____ PROVIDED DATA
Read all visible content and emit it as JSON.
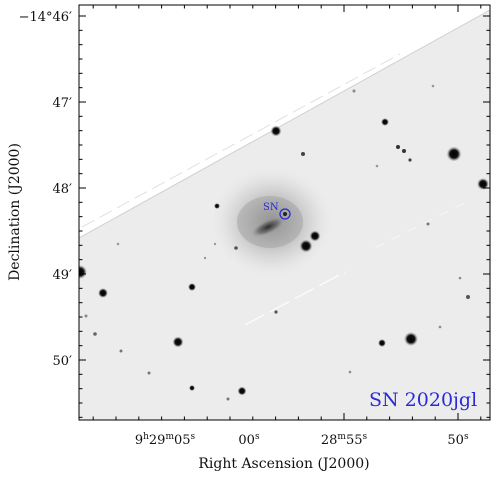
{
  "figure": {
    "supernova_name": "SN 2020jgl",
    "marker_label": "SN",
    "marker_color": "#2a2ad6",
    "title_color": "#2a2ad6"
  },
  "axes": {
    "xlabel": "Right Ascension (J2000)",
    "ylabel": "Declination (J2000)",
    "x_ticks": [
      {
        "main": "9",
        "sup1": "h",
        "part2": "29",
        "sup2": "m",
        "part3": "05",
        "sup3": "s"
      },
      {
        "main": "00",
        "sup1": "s"
      },
      {
        "main": "28",
        "sup1": "m",
        "part2": "55",
        "sup2": "s"
      },
      {
        "main": "50",
        "sup1": "s"
      }
    ],
    "y_ticks": [
      "−14°46′",
      "47′",
      "48′",
      "49′",
      "50′"
    ]
  }
}
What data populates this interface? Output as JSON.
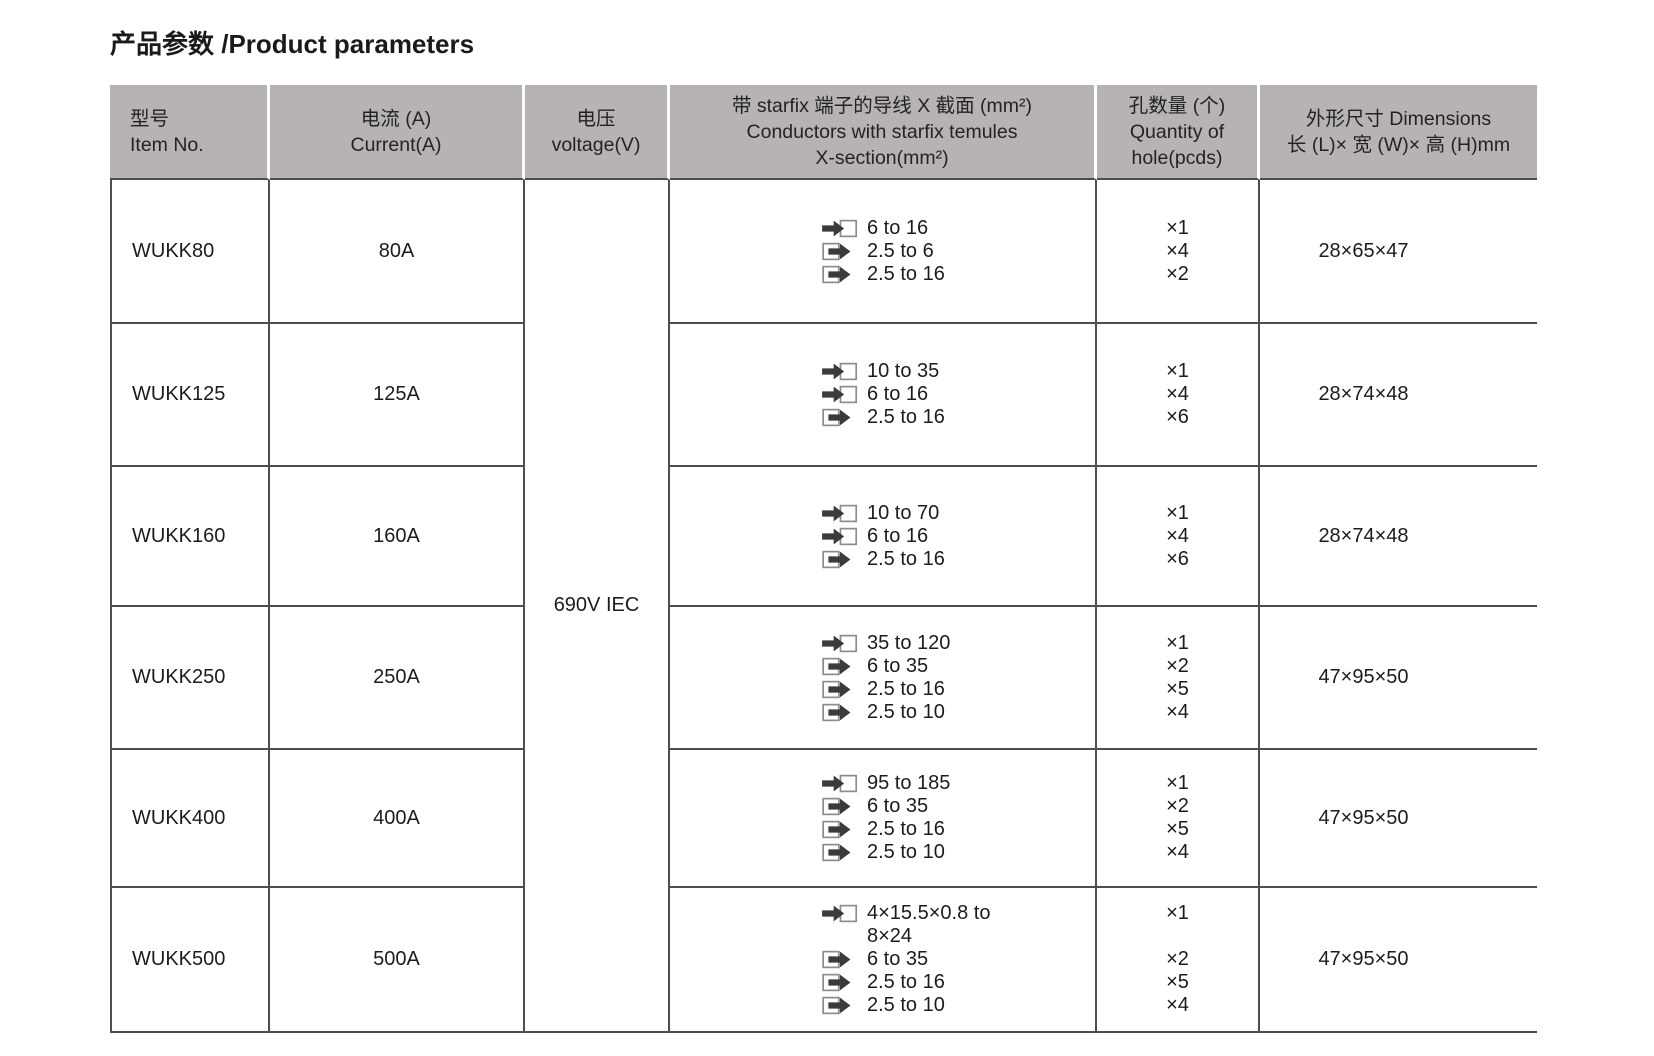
{
  "title": "产品参数 /Product parameters",
  "colors": {
    "header_bg": "#b6b2b6",
    "border": "#4d4d4d",
    "arrow": "#3d3a39",
    "box_stroke": "#8c8c8c",
    "text": "#1c1c1c"
  },
  "table": {
    "headers": [
      {
        "id": "item-no",
        "align": "left",
        "lines": [
          "型号",
          "Item No."
        ]
      },
      {
        "id": "current",
        "align": "center",
        "lines": [
          "电流 (A)",
          "Current(A)"
        ]
      },
      {
        "id": "voltage",
        "align": "center",
        "lines": [
          "电压",
          "voltage(V)"
        ]
      },
      {
        "id": "conductors",
        "align": "center",
        "lines": [
          "带 starfix 端子的导线 X 截面 (mm²)",
          "Conductors with starfix temules",
          "X-section(mm²)"
        ]
      },
      {
        "id": "hole-quantity",
        "align": "center",
        "lines": [
          "孔数量 (个)",
          "Quantity of",
          "hole(pcds)"
        ]
      },
      {
        "id": "dimensions",
        "align": "center",
        "lines": [
          "外形尺寸 Dimensions",
          "长 (L)× 宽 (W)× 高 (H)mm"
        ]
      }
    ],
    "voltage_merged": "690V IEC",
    "rows": [
      {
        "item_no": "WUKK80",
        "current": "80A",
        "dimensions": "28×65×47",
        "conductors": [
          {
            "icon": "arrow-into-box",
            "lines": [
              "6 to 16"
            ],
            "qty": "×1"
          },
          {
            "icon": "box-arrow-out",
            "lines": [
              "2.5 to 6"
            ],
            "qty": "×4"
          },
          {
            "icon": "box-arrow-out",
            "lines": [
              "2.5 to 16"
            ],
            "qty": "×2"
          }
        ]
      },
      {
        "item_no": "WUKK125",
        "current": "125A",
        "dimensions": "28×74×48",
        "conductors": [
          {
            "icon": "arrow-into-box",
            "lines": [
              "10 to 35"
            ],
            "qty": "×1"
          },
          {
            "icon": "arrow-into-box",
            "lines": [
              "6 to 16"
            ],
            "qty": "×4"
          },
          {
            "icon": "box-arrow-out",
            "lines": [
              "2.5 to 16"
            ],
            "qty": "×6"
          }
        ]
      },
      {
        "item_no": "WUKK160",
        "current": "160A",
        "dimensions": "28×74×48",
        "conductors": [
          {
            "icon": "arrow-into-box",
            "lines": [
              "10 to 70"
            ],
            "qty": "×1"
          },
          {
            "icon": "arrow-into-box",
            "lines": [
              "6 to 16"
            ],
            "qty": "×4"
          },
          {
            "icon": "box-arrow-out",
            "lines": [
              "2.5 to 16"
            ],
            "qty": "×6"
          }
        ]
      },
      {
        "item_no": "WUKK250",
        "current": "250A",
        "dimensions": "47×95×50",
        "conductors": [
          {
            "icon": "arrow-into-box",
            "lines": [
              "35 to 120"
            ],
            "qty": "×1"
          },
          {
            "icon": "box-arrow-out",
            "lines": [
              "6 to 35"
            ],
            "qty": "×2"
          },
          {
            "icon": "box-arrow-out",
            "lines": [
              "2.5 to 16"
            ],
            "qty": "×5"
          },
          {
            "icon": "box-arrow-out",
            "lines": [
              "2.5 to 10"
            ],
            "qty": "×4"
          }
        ]
      },
      {
        "item_no": "WUKK400",
        "current": "400A",
        "dimensions": "47×95×50",
        "conductors": [
          {
            "icon": "arrow-into-box",
            "lines": [
              "95 to 185"
            ],
            "qty": "×1"
          },
          {
            "icon": "box-arrow-out",
            "lines": [
              "6 to 35"
            ],
            "qty": "×2"
          },
          {
            "icon": "box-arrow-out",
            "lines": [
              "2.5 to 16"
            ],
            "qty": "×5"
          },
          {
            "icon": "box-arrow-out",
            "lines": [
              "2.5 to 10"
            ],
            "qty": "×4"
          }
        ]
      },
      {
        "item_no": "WUKK500",
        "current": "500A",
        "dimensions": "47×95×50",
        "conductors": [
          {
            "icon": "arrow-into-box",
            "lines": [
              "4×15.5×0.8 to",
              "8×24"
            ],
            "qty": "×1"
          },
          {
            "icon": "box-arrow-out",
            "lines": [
              "6 to 35"
            ],
            "qty": "×2"
          },
          {
            "icon": "box-arrow-out",
            "lines": [
              "2.5 to 16"
            ],
            "qty": "×5"
          },
          {
            "icon": "box-arrow-out",
            "lines": [
              "2.5 to 10"
            ],
            "qty": "×4"
          }
        ]
      }
    ]
  }
}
________
→ **OBJECTIVE**: Make an exact copy of all entries above, dropping the images.

→ **TASK ANSWER**:
Read all visible content and emit it as JSON.
{
  "figure": {
    "supernova_name": "SN 2020jgl",
    "marker_label": "SN",
    "marker_color": "#2a2ad6",
    "title_color": "#2a2ad6"
  },
  "axes": {
    "xlabel": "Right Ascension (J2000)",
    "ylabel": "Declination (J2000)",
    "x_ticks": [
      {
        "main": "9",
        "sup1": "h",
        "part2": "29",
        "sup2": "m",
        "part3": "05",
        "sup3": "s"
      },
      {
        "main": "00",
        "sup1": "s"
      },
      {
        "main": "28",
        "sup1": "m",
        "part2": "55",
        "sup2": "s"
      },
      {
        "main": "50",
        "sup1": "s"
      }
    ],
    "y_ticks": [
      "−14°46′",
      "47′",
      "48′",
      "49′",
      "50′"
    ]
  }
}
What data populates this interface? Output as JSON.
{
  "title": "产品参数 /Product parameters",
  "colors": {
    "header_bg": "#b6b2b6",
    "border": "#4d4d4d",
    "arrow": "#3d3a39",
    "box_stroke": "#8c8c8c",
    "text": "#1c1c1c"
  },
  "table": {
    "headers": [
      {
        "id": "item-no",
        "align": "left",
        "lines": [
          "型号",
          "Item No."
        ]
      },
      {
        "id": "current",
        "align": "center",
        "lines": [
          "电流 (A)",
          "Current(A)"
        ]
      },
      {
        "id": "voltage",
        "align": "center",
        "lines": [
          "电压",
          "voltage(V)"
        ]
      },
      {
        "id": "conductors",
        "align": "center",
        "lines": [
          "带 starfix 端子的导线 X 截面 (mm²)",
          "Conductors with starfix temules",
          "X-section(mm²)"
        ]
      },
      {
        "id": "hole-quantity",
        "align": "center",
        "lines": [
          "孔数量 (个)",
          "Quantity of",
          "hole(pcds)"
        ]
      },
      {
        "id": "dimensions",
        "align": "center",
        "lines": [
          "外形尺寸 Dimensions",
          "长 (L)× 宽 (W)× 高 (H)mm"
        ]
      }
    ],
    "voltage_merged": "690V IEC",
    "rows": [
      {
        "item_no": "WUKK80",
        "current": "80A",
        "dimensions": "28×65×47",
        "conductors": [
          {
            "icon": "arrow-into-box",
            "lines": [
              "6 to 16"
            ],
            "qty": "×1"
          },
          {
            "icon": "box-arrow-out",
            "lines": [
              "2.5 to 6"
            ],
            "qty": "×4"
          },
          {
            "icon": "box-arrow-out",
            "lines": [
              "2.5 to 16"
            ],
            "qty": "×2"
          }
        ]
      },
      {
        "item_no": "WUKK125",
        "current": "125A",
        "dimensions": "28×74×48",
        "conductors": [
          {
            "icon": "arrow-into-box",
            "lines": [
              "10 to 35"
            ],
            "qty": "×1"
          },
          {
            "icon": "arrow-into-box",
            "lines": [
              "6 to 16"
            ],
            "qty": "×4"
          },
          {
            "icon": "box-arrow-out",
            "lines": [
              "2.5 to 16"
            ],
            "qty": "×6"
          }
        ]
      },
      {
        "item_no": "WUKK160",
        "current": "160A",
        "dimensions": "28×74×48",
        "conductors": [
          {
            "icon": "arrow-into-box",
            "lines": [
              "10 to 70"
            ],
            "qty": "×1"
          },
          {
            "icon": "arrow-into-box",
            "lines": [
              "6 to 16"
            ],
            "qty": "×4"
          },
          {
            "icon": "box-arrow-out",
            "lines": [
              "2.5 to 16"
            ],
            "qty": "×6"
          }
        ]
      },
      {
        "item_no": "WUKK250",
        "current": "250A",
        "dimensions": "47×95×50",
        "conductors": [
          {
            "icon": "arrow-into-box",
            "lines": [
              "35 to 120"
            ],
            "qty": "×1"
          },
          {
            "icon": "box-arrow-out",
            "lines": [
              "6 to 35"
            ],
            "qty": "×2"
          },
          {
            "icon": "box-arrow-out",
            "lines": [
              "2.5 to 16"
            ],
            "qty": "×5"
          },
          {
            "icon": "box-arrow-out",
            "lines": [
              "2.5 to 10"
            ],
            "qty": "×4"
          }
        ]
      },
      {
        "item_no": "WUKK400",
        "current": "400A",
        "dimensions": "47×95×50",
        "conductors": [
          {
            "icon": "arrow-into-box",
            "lines": [
              "95 to 185"
            ],
            "qty": "×1"
          },
          {
            "icon": "box-arrow-out",
            "lines": [
              "6 to 35"
            ],
            "qty": "×2"
          },
          {
            "icon": "box-arrow-out",
            "lines": [
              "2.5 to 16"
            ],
            "qty": "×5"
          },
          {
            "icon": "box-arrow-out",
            "lines": [
              "2.5 to 10"
            ],
            "qty": "×4"
          }
        ]
      },
      {
        "item_no": "WUKK500",
        "current": "500A",
        "dimensions": "47×95×50",
        "conductors": [
          {
            "icon": "arrow-into-box",
            "lines": [
              "4×15.5×0.8 to",
              "8×24"
            ],
            "qty": "×1"
          },
          {
            "icon": "box-arrow-out",
            "lines": [
              "6 to 35"
            ],
            "qty": "×2"
          },
          {
            "icon": "box-arrow-out",
            "lines": [
              "2.5 to 16"
            ],
            "qty": "×5"
          },
          {
            "icon": "box-arrow-out",
            "lines": [
              "2.5 to 10"
            ],
            "qty": "×4"
          }
        ]
      }
    ]
  }
}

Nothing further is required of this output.